>> Begin

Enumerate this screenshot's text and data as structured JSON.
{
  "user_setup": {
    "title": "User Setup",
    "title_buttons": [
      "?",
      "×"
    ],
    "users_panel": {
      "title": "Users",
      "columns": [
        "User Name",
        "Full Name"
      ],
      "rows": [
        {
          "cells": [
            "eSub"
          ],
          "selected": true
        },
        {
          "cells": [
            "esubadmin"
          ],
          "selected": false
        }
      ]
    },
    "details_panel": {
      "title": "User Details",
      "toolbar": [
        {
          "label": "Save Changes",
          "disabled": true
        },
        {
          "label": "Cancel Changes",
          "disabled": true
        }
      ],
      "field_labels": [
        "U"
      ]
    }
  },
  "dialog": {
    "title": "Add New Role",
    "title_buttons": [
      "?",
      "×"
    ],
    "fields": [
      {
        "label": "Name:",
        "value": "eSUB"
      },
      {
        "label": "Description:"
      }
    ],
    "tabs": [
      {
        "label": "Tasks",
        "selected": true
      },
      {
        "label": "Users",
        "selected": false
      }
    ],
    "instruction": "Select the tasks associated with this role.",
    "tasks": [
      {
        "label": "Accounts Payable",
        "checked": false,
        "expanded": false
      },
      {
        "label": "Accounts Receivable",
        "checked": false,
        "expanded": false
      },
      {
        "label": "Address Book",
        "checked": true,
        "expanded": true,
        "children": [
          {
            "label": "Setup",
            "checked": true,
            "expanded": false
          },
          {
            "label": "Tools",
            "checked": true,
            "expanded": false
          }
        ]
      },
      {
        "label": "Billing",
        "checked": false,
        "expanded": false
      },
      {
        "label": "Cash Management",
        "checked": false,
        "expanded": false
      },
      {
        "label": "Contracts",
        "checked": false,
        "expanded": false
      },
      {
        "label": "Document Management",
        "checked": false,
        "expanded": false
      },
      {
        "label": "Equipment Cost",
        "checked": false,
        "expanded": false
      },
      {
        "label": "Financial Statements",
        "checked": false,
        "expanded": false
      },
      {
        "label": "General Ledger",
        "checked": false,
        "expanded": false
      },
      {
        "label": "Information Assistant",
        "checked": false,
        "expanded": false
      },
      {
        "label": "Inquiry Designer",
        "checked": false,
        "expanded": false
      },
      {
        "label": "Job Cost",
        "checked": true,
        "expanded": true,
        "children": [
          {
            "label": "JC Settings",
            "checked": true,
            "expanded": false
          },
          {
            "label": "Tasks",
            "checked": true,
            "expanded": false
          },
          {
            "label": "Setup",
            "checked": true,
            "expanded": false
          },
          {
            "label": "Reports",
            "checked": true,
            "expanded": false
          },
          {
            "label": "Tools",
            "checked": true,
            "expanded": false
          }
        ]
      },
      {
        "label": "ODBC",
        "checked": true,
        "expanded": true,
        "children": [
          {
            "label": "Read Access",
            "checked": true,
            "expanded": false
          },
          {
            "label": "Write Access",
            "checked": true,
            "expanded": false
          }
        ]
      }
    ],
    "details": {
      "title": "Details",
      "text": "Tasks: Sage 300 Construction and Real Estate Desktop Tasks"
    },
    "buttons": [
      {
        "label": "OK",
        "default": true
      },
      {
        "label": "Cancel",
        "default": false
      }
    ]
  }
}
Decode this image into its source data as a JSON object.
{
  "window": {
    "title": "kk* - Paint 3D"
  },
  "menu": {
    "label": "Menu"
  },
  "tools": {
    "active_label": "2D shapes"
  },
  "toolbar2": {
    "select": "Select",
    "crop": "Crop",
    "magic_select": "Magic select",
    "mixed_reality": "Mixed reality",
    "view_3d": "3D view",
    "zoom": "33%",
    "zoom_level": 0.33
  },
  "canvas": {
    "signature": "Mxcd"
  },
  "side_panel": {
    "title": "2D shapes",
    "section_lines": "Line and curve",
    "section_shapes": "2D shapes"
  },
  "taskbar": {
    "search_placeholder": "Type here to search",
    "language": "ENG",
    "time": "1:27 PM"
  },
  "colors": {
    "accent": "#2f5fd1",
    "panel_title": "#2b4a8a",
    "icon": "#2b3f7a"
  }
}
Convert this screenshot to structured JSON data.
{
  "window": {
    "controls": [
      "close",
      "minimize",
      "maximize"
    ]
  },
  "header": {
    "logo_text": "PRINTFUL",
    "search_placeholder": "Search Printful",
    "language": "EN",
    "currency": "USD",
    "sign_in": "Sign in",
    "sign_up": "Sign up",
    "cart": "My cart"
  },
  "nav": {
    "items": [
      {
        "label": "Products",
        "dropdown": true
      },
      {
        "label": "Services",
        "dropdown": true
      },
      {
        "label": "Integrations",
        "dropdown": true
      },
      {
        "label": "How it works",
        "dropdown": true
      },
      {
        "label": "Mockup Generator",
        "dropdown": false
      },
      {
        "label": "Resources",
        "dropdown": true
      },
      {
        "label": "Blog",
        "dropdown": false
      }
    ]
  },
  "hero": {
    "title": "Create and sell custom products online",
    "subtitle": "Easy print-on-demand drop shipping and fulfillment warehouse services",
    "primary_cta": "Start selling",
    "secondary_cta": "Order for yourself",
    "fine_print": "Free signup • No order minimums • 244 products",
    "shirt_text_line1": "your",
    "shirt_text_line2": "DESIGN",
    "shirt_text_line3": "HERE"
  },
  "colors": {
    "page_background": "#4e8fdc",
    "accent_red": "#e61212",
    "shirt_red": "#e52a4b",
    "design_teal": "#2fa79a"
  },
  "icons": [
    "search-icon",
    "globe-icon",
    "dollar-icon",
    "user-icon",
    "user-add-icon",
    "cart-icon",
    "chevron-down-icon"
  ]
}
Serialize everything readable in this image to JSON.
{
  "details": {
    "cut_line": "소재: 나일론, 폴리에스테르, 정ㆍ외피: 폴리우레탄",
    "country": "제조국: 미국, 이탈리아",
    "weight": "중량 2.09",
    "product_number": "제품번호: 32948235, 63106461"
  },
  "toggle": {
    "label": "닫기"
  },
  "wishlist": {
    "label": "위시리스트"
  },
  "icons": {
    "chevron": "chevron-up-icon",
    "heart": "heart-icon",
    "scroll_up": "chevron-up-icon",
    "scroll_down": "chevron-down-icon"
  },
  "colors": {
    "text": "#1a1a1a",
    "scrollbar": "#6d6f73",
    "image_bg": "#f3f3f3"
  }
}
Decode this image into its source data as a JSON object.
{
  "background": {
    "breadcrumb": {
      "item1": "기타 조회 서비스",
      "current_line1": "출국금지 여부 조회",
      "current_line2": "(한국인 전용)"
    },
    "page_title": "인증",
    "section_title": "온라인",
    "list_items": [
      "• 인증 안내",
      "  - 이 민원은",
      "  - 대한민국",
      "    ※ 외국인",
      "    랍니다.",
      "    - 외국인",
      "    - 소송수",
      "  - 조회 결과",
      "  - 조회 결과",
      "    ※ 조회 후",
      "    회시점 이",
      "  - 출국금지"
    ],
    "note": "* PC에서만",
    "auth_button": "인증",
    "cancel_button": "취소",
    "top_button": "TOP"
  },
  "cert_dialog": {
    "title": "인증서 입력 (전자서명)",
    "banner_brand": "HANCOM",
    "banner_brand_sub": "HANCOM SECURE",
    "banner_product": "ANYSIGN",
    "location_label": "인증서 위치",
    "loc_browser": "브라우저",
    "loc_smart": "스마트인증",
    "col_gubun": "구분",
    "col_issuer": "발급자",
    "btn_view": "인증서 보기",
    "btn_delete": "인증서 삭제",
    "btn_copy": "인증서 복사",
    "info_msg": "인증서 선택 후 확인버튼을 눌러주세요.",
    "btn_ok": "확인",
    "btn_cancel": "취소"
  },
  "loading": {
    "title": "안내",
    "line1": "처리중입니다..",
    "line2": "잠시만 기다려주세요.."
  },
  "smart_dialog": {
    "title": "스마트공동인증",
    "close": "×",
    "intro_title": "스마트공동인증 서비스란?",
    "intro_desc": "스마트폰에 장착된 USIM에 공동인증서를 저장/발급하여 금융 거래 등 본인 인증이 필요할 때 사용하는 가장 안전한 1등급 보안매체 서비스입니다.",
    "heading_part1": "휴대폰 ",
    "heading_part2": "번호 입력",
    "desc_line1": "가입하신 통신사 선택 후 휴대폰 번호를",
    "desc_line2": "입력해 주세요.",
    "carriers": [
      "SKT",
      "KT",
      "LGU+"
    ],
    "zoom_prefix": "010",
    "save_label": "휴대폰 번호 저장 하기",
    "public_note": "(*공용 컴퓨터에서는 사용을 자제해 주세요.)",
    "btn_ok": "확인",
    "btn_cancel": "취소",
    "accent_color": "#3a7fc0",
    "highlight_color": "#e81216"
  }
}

>> End

Instructions for the task:
Lines that include the word "스마트공동인증" are to be extracted from the data above.

Solution to the problem:
    "title": "스마트공동인증",
    "intro_title": "스마트공동인증 서비스란?",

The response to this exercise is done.